→ Written problem:
Please restate the following records word for word.

◇ ◇ ◇ ◇

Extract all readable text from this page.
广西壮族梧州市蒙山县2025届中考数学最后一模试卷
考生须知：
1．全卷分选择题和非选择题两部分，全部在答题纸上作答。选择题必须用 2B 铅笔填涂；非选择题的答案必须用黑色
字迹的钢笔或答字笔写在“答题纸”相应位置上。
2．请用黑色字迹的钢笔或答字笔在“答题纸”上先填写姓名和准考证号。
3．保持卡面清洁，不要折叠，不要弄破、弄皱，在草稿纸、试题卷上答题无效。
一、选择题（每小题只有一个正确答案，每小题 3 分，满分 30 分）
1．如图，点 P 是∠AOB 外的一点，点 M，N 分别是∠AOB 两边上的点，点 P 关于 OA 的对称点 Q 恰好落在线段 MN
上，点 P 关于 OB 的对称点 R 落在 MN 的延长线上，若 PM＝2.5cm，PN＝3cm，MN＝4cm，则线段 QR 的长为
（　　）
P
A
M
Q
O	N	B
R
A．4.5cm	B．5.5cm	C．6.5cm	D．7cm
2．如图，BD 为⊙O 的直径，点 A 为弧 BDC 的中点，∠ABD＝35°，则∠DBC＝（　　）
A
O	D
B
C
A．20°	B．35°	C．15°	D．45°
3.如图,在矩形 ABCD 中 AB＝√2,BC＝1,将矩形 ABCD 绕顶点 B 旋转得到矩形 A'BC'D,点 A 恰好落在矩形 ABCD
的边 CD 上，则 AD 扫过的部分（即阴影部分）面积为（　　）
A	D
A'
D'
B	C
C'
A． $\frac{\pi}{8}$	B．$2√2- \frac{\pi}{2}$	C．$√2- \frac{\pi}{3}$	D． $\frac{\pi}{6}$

◇ ◇ ◇ ◇

→ Final result:
Extract all readable text from this page.
广西壮族梧州市蒙山县2025届中考数学最后一模试卷
考生须知：
1．全卷分选择题和非选择题两部分，全部在答题纸上作答。选择题必须用 2B 铅笔填涂；非选择题的答案必须用黑色
字迹的钢笔或答字笔写在“答题纸”相应位置上。
2．请用黑色字迹的钢笔或答字笔在“答题纸”上先填写姓名和准考证号。
3．保持卡面清洁，不要折叠，不要弄破、弄皱，在草稿纸、试题卷上答题无效。
一、选择题（每小题只有一个正确答案，每小题 3 分，满分 30 分）
1．如图，点 P 是∠AOB 外的一点，点 M，N 分别是∠AOB 两边上的点，点 P 关于 OA 的对称点 Q 恰好落在线段 MN
上，点 P 关于 OB 的对称点 R 落在 MN 的延长线上，若 PM＝2.5cm，PN＝3cm，MN＝4cm，则线段 QR 的长为
（　　）
P
A
M
Q
O	N	B
R
A．4.5cm	B．5.5cm	C．6.5cm	D．7cm
2．如图，BD 为⊙O 的直径，点 A 为弧 BDC 的中点，∠ABD＝35°，则∠DBC＝（　　）
A
O	D
B
C
A．20°	B．35°	C．15°	D．45°
3.如图,在矩形 ABCD 中 AB＝√2,BC＝1,将矩形 ABCD 绕顶点 B 旋转得到矩形 A'BC'D,点 A 恰好落在矩形 ABCD
的边 CD 上，则 AD 扫过的部分（即阴影部分）面积为（　　）
A	D
A'
D'
B	C
C'
A． $\frac{\pi}{8}$	B．$2√2- \frac{\pi}{2}$	C．$√2- \frac{\pi}{3}$	D． $\frac{\pi}{6}$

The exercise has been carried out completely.